** Provided text **
____________
Analyzing large surveys is always a daunting task. You need to somehow aggregate survey responses, then try and collect response frequencies so that you can create an easy to digest chart, and if somehow you do manage to do all that, you still have no easy way to segment data by participant demographics, etc.
Fortunately, UserBit gives you a number of powerful tools to make extracting meaning out of your surveys much easier. In this post, we'll go over the various features that can help you quickly analyze your surveys. Let's jump straight into it!
For a really quick (and simplistic) analysis of survey responses, you can leverage the automatically generated charts for each survey question. When you click on one of the survey questions, you can view all the corresponding responses. At the top of this cross-analysis page, UserBit automatically generates a few useful charts - bar chart and word-cloud.
The real power of analysis on UserBit comes from tags. Tagging automatically generates frequency and correlation charts on UserBit which are immensely useful in visualizing trends and themes. Let's look at how we can tag our survey data.
Just like interview responses on UserBit, it is important to be able to tag survey participants and survey responses separately for a more fine tuned analysis.
Survey participants are ideally tagged with demographic attributes like age-group, team-size, role, etc. Participant tagging comes in very handy for analyzing data, which we will get into, shortly.
Survey responses on the other hand, are typically tagged with behavioral tags like frustration type, feature request, preferences, etc.
There are two ways to tag survey participants with segment tags:
- Manually tag participants - the most straightforward way of tagging participants is doing it manually. However, this method is too cumbersome when the number of participants is high.
- Auto-tag participants based on a given response - for large number of participants, this is the recommended way of adding segment tags to the participants.
There are three ways of tagging survey responses:
- Manually tag survey responses - survey responses can be tagged manually by using the tagger bar on top of each response. For smaller surveys, this might work just fine but as you can imagine, larger surveys can easily contain thousands of responses and this method isn't very scalable.
- Auto-tag survey response for each question - One quick way to save time tagging survey responses is to use UserBit's local auto-tag feature. Click on any survey question to access the "Auto-tag" button. This allows you to tag all responses with a given tag based on keywords or phrases found in the responses.
- Auto-tag survey responses of multiple surveys - want to save even more time? If you want to tag all survey responses across multiple surveys at once, you can use the "auto-tag entire project" feature. You can access this feature from the tag page of the tag that you intend to use.
The Charts section within Analytics allows you to quickly visualize frequency of tags within tag categories. You can also slice your data by using combinations of segment tag filters:
Learn more about analyzing your tagged data here.
Equally important is to be able to analyze tag correlations. For this you can use the tag correlation tab in the analytics dashboard. These are incredibly useful for figuring out relationships between tags. There are three categories of tag correlation that you can leverage on UserBit:
- Highlight tag correlation with user segments - How many times were the tags used within a given user segment?
- Correlation between two highlight tag categories - How many times were the tags used together in an interview response, survey response or in notes?
- Correlation between two segment tag categories - How many of our participants belong to the same combination of segments?
Learn more about correlation analysis here.
When used together, these features can help you quickly analyze and synthesize your survey data. Not only will it help you save a ton of time but also allow you to bubble up important themes and patterns within your surveys.
____________
** Information **
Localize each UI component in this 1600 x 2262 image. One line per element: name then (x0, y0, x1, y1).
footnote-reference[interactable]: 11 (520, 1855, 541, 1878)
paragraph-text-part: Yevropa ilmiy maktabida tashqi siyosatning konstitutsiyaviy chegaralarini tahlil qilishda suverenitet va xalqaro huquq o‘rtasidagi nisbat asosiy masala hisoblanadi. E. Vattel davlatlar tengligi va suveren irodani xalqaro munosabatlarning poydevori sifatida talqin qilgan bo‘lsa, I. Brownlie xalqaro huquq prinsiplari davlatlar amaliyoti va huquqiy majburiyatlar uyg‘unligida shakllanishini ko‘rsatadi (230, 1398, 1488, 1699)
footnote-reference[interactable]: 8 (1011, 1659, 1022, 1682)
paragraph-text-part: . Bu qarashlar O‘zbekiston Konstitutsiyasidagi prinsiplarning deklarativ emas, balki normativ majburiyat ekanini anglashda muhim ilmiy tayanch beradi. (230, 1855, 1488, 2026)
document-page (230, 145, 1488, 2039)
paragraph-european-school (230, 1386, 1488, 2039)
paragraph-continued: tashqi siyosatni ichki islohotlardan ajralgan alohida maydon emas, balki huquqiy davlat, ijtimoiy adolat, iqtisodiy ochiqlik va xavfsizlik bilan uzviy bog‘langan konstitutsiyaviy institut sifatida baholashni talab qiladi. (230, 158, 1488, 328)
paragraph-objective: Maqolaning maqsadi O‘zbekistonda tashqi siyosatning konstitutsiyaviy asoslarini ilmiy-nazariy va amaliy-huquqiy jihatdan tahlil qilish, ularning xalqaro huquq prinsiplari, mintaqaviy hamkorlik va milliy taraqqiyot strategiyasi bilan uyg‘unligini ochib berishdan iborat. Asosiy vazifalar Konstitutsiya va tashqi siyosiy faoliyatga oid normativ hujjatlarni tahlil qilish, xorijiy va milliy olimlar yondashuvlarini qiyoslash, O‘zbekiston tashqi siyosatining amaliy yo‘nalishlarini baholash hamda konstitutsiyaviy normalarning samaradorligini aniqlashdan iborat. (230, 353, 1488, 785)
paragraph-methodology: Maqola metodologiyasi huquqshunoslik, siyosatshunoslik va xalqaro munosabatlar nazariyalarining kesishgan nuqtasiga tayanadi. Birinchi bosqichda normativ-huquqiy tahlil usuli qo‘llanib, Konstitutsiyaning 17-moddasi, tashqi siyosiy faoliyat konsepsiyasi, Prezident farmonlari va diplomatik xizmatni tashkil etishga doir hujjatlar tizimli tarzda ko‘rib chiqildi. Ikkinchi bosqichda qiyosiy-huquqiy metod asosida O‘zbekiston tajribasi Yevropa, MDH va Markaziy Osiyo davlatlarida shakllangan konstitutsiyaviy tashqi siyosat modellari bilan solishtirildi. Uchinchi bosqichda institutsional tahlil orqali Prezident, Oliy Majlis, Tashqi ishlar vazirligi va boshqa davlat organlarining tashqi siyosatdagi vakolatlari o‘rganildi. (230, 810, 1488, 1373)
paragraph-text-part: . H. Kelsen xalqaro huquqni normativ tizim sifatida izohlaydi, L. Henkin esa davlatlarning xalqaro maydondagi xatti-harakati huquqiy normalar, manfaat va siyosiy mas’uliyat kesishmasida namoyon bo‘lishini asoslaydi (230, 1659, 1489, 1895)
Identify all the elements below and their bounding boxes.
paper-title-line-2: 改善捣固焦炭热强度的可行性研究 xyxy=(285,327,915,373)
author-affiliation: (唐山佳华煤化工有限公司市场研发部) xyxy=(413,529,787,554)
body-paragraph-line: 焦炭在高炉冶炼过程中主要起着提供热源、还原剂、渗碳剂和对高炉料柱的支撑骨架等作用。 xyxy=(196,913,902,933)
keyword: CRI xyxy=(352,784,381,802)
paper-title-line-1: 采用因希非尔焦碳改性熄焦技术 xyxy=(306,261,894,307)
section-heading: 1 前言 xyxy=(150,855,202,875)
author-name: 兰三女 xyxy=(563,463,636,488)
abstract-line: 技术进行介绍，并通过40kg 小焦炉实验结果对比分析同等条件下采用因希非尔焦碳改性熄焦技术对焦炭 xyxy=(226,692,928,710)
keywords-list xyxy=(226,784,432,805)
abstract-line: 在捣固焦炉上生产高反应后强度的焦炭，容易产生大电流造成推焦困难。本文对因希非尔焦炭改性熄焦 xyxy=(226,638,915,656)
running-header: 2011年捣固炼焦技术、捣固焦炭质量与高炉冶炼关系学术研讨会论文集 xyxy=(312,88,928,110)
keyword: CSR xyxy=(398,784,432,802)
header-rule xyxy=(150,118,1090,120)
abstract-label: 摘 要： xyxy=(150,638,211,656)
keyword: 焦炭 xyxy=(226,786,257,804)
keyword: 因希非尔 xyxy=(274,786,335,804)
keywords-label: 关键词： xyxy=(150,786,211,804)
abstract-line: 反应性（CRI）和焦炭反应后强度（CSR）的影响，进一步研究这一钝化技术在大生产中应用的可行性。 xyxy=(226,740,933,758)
____________
Summarize the post on analyzing surveys in UserBit in three sentences.

UserBit automatically generates a bar chart and a word cloud for each survey question, but its real analytical power comes from tags, which automatically generate frequency and correlation charts. Survey participants are ideally tagged with demographic attributes and survey responses with behavioral tags, and both can be tagged either manually or with auto-tagging. The Charts section shows tag frequencies that can be sliced with segment tag filters, and the tag correlation tab reveals relationships between tags.